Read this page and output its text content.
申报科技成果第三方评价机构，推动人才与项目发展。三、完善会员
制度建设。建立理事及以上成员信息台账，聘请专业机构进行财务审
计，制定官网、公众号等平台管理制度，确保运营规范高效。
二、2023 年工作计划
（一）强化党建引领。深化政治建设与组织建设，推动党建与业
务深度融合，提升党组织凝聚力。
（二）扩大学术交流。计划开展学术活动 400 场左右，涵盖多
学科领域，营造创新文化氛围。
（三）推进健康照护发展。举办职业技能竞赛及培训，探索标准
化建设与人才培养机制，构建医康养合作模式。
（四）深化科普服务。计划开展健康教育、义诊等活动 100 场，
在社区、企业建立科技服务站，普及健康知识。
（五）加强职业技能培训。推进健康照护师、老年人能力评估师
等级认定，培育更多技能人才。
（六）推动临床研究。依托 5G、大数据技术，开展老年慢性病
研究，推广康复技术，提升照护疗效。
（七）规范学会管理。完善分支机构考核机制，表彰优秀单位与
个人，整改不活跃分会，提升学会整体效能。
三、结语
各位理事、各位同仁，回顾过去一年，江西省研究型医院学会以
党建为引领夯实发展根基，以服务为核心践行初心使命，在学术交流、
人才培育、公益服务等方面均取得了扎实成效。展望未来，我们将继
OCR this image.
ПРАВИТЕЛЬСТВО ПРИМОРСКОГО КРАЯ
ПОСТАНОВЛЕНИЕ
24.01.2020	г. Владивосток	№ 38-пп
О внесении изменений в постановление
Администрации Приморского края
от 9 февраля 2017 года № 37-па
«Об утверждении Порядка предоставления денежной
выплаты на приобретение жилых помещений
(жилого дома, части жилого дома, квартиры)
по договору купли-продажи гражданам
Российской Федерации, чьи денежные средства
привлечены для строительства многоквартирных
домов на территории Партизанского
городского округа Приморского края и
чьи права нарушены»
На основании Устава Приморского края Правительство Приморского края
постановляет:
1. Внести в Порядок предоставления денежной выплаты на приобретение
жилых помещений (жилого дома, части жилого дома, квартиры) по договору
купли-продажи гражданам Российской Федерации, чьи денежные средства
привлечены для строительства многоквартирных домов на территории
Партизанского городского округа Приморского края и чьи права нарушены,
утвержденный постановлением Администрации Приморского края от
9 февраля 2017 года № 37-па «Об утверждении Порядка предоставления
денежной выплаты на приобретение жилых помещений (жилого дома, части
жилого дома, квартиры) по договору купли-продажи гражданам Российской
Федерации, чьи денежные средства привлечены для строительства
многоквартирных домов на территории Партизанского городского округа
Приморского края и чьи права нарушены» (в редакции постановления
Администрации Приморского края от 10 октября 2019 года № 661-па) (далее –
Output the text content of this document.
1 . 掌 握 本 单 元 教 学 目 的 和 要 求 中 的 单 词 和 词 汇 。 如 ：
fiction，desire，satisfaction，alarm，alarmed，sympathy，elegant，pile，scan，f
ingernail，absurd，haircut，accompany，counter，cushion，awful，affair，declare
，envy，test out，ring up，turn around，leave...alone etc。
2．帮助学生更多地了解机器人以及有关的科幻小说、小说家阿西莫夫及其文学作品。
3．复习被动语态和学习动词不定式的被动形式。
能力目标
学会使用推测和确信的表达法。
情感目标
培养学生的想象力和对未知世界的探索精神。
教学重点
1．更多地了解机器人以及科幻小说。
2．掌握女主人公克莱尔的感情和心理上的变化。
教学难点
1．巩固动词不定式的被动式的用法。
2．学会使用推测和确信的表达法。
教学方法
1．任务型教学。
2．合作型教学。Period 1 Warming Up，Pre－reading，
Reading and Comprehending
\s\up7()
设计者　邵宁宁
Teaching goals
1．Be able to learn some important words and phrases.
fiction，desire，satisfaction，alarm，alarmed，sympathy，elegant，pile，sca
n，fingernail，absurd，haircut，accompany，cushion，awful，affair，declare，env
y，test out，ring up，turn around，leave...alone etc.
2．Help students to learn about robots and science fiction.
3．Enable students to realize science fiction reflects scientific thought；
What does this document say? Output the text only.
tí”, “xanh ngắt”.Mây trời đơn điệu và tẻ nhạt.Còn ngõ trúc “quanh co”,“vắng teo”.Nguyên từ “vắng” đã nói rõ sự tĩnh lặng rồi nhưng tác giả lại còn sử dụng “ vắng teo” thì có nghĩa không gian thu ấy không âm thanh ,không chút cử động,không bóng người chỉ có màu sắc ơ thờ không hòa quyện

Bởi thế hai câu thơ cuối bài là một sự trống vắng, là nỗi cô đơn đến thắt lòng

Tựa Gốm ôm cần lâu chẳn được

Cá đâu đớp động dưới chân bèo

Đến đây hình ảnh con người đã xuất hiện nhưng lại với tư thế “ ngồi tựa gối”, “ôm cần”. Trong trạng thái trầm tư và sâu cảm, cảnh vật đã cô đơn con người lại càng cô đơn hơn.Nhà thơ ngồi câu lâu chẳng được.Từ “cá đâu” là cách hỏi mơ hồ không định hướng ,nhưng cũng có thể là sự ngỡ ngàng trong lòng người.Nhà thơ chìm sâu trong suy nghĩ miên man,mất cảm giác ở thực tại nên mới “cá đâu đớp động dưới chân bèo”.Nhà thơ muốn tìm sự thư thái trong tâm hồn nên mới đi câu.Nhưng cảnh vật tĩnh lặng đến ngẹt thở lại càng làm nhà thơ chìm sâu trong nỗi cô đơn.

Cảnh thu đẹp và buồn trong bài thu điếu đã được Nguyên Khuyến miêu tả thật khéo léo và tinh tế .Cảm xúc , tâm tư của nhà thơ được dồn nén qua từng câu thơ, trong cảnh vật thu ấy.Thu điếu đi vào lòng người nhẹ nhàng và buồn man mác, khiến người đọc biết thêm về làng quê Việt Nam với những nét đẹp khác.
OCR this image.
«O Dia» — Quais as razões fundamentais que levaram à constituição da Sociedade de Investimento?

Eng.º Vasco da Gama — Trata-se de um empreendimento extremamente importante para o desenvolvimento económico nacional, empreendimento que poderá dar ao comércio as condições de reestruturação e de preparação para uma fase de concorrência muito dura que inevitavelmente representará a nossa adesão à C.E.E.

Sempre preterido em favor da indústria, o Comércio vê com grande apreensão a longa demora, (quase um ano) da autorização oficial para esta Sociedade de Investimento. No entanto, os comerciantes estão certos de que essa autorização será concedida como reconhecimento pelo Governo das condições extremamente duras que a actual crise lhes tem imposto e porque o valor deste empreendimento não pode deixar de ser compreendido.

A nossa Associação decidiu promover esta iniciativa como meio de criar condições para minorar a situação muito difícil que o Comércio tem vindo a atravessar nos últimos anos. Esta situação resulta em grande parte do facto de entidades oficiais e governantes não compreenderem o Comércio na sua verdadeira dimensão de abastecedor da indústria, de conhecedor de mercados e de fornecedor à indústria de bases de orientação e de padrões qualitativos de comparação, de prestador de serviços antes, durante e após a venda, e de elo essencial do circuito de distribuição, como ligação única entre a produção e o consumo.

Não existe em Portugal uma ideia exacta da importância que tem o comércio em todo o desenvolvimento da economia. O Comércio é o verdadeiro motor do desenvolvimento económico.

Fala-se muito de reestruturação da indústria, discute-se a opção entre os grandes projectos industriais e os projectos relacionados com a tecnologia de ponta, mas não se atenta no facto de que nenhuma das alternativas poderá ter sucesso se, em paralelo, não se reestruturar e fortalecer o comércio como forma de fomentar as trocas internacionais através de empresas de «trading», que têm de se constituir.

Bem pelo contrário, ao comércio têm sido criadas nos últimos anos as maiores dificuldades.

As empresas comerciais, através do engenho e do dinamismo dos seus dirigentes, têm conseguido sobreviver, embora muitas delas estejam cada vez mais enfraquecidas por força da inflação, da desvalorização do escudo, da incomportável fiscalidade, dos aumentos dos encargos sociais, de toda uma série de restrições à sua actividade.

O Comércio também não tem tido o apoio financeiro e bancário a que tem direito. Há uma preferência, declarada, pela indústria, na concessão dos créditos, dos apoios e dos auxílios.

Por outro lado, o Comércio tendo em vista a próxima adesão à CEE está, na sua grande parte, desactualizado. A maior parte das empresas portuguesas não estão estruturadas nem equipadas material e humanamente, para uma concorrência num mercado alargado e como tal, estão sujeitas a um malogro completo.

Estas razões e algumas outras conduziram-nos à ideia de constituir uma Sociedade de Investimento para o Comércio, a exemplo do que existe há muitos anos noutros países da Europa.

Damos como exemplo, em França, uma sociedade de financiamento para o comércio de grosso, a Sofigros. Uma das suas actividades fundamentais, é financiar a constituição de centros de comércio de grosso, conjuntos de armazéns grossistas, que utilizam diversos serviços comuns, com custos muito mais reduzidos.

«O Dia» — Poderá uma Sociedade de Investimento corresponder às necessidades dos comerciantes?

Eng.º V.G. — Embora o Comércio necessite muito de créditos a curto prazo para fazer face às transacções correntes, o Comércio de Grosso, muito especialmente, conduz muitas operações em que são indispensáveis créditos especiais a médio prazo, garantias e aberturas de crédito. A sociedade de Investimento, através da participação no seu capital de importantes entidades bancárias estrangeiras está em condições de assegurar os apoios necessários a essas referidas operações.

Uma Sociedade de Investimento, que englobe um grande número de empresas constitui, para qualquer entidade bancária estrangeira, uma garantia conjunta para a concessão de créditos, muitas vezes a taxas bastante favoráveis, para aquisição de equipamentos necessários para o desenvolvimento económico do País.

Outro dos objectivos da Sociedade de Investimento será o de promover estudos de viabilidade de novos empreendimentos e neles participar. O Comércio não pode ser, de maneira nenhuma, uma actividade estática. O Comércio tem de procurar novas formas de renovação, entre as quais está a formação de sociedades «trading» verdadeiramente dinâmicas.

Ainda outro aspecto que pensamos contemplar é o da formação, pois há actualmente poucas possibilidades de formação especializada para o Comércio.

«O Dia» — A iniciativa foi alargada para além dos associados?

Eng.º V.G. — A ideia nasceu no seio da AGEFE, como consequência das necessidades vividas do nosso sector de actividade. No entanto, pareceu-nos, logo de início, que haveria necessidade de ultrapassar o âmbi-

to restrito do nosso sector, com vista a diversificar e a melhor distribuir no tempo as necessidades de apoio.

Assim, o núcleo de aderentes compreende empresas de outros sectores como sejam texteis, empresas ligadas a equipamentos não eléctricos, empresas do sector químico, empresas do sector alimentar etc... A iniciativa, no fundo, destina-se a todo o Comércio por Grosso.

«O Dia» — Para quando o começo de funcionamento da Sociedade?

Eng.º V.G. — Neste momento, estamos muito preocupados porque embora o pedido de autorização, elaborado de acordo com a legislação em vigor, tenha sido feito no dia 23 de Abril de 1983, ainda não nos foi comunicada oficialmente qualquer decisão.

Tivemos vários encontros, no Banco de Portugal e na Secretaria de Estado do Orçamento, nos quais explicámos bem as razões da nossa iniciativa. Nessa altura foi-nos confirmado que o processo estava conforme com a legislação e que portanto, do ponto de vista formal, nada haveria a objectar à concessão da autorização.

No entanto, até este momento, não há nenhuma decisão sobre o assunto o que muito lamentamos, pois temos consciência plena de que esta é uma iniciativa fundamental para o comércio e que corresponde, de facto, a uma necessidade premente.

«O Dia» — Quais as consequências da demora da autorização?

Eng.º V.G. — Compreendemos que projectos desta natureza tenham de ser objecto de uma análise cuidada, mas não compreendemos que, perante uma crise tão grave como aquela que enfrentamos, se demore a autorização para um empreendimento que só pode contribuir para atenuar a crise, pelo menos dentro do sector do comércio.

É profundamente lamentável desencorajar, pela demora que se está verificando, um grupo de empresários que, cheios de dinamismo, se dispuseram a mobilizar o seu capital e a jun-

◆ ◆ ◆ ◆ ◆

Find and copy every line in the entries above where the string "adesão" occurs.

§ OUTPUT OF THE EXERCISE:
Eng.º Vasco da Gama — Trata-se de um empreendimento extremamente importante para o desenvolvimento económico nacional, empreendimento que poderá dar ao comércio as condições de reestruturação e de preparação para uma fase de concorrência muito dura que inevitavelmente representará a nossa adesão à C.E.E.
Por outro lado, o Comércio tendo em vista a próxima adesão à CEE está, na sua grande parte, desactualizado. A maior parte das empresas portuguesas não estão estruturadas nem equipadas material e humanamente, para uma concorrência num mercado alargado e como tal, estão sujeitas a um malogro completo.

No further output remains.